Leaving the pictures aside, transcribe every line below exactly.

Extracted data entries ::
** begin **
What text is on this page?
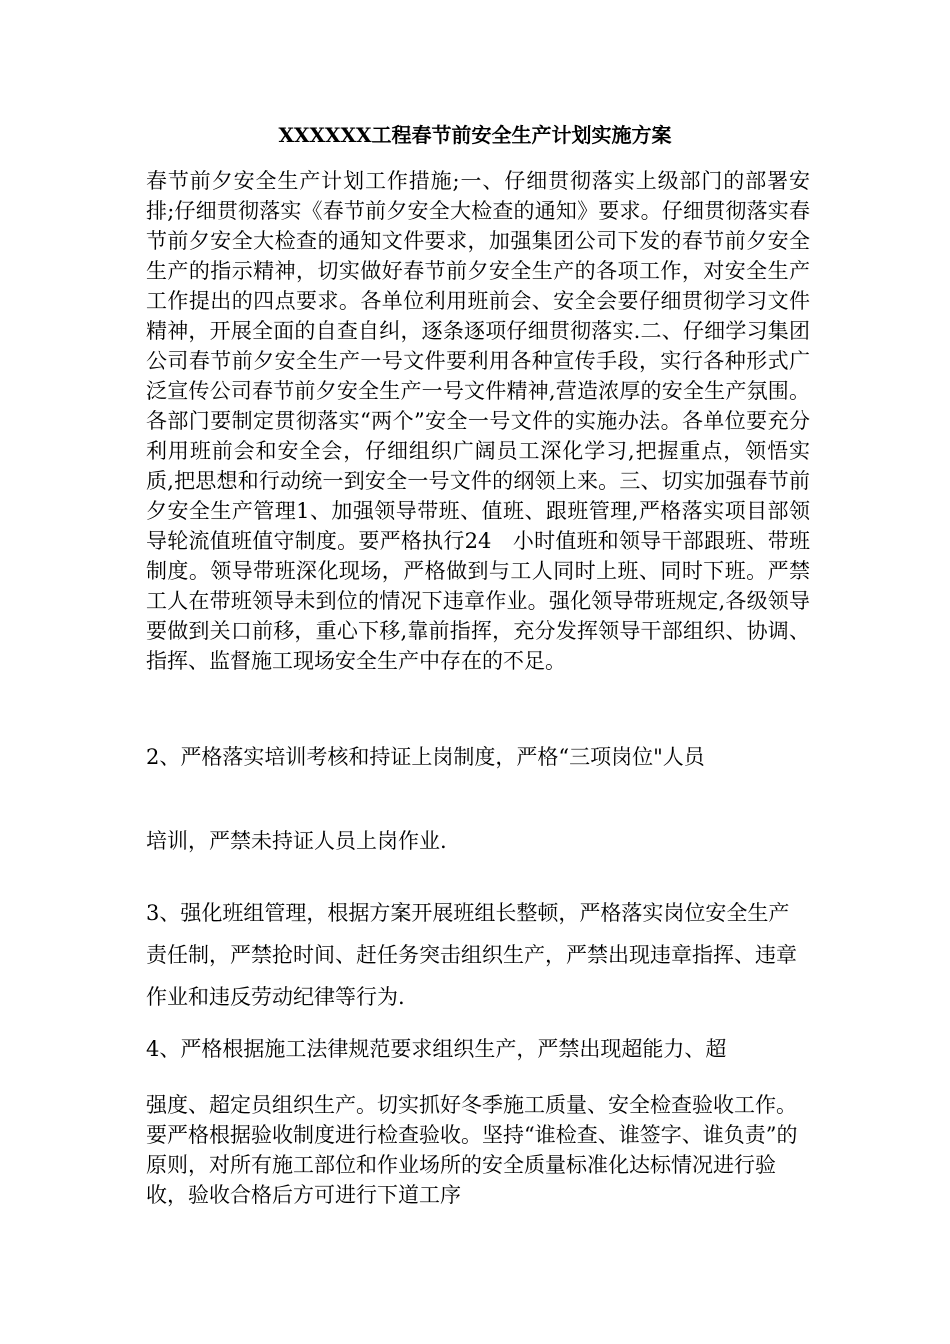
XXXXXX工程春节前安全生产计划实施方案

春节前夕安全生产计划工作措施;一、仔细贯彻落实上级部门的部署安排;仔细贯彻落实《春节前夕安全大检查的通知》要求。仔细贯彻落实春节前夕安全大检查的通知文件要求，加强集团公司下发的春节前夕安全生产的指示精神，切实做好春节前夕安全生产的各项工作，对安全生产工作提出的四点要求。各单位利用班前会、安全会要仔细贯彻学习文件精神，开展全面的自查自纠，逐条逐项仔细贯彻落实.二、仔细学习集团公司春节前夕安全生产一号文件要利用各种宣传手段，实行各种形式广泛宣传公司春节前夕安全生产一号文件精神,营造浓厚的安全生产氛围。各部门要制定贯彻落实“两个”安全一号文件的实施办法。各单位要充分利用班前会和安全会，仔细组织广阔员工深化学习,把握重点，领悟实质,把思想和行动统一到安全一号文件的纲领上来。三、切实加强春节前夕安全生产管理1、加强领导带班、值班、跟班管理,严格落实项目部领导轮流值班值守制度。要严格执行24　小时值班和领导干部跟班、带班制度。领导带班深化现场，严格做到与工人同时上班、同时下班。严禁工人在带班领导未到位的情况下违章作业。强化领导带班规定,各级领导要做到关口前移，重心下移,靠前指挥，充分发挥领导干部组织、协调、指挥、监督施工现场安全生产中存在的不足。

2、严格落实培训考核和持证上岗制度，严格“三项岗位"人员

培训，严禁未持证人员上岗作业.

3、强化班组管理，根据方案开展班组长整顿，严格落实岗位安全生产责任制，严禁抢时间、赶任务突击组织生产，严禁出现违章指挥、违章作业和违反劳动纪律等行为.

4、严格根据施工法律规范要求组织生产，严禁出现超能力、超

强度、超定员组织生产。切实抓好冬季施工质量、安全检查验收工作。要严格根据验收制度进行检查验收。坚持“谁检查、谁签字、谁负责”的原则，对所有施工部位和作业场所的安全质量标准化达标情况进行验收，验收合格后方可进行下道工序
** end **
Answer in full ::
What text is on this page?
XXXXXX工程春节前安全生产计划实施方案

春节前夕安全生产计划工作措施;一、仔细贯彻落实上级部门的部署安排;仔细贯彻落实《春节前夕安全大检查的通知》要求。仔细贯彻落实春节前夕安全大检查的通知文件要求，加强集团公司下发的春节前夕安全生产的指示精神，切实做好春节前夕安全生产的各项工作，对安全生产工作提出的四点要求。各单位利用班前会、安全会要仔细贯彻学习文件精神，开展全面的自查自纠，逐条逐项仔细贯彻落实.二、仔细学习集团公司春节前夕安全生产一号文件要利用各种宣传手段，实行各种形式广泛宣传公司春节前夕安全生产一号文件精神,营造浓厚的安全生产氛围。各部门要制定贯彻落实“两个”安全一号文件的实施办法。各单位要充分利用班前会和安全会，仔细组织广阔员工深化学习,把握重点，领悟实质,把思想和行动统一到安全一号文件的纲领上来。三、切实加强春节前夕安全生产管理1、加强领导带班、值班、跟班管理,严格落实项目部领导轮流值班值守制度。要严格执行24　小时值班和领导干部跟班、带班制度。领导带班深化现场，严格做到与工人同时上班、同时下班。严禁工人在带班领导未到位的情况下违章作业。强化领导带班规定,各级领导要做到关口前移，重心下移,靠前指挥，充分发挥领导干部组织、协调、指挥、监督施工现场安全生产中存在的不足。

2、严格落实培训考核和持证上岗制度，严格“三项岗位"人员

培训，严禁未持证人员上岗作业.

3、强化班组管理，根据方案开展班组长整顿，严格落实岗位安全生产责任制，严禁抢时间、赶任务突击组织生产，严禁出现违章指挥、违章作业和违反劳动纪律等行为.

4、严格根据施工法律规范要求组织生产，严禁出现超能力、超

强度、超定员组织生产。切实抓好冬季施工质量、安全检查验收工作。要严格根据验收制度进行检查验收。坚持“谁检查、谁签字、谁负责”的原则，对所有施工部位和作业场所的安全质量标准化达标情况进行验收，验收合格后方可进行下道工序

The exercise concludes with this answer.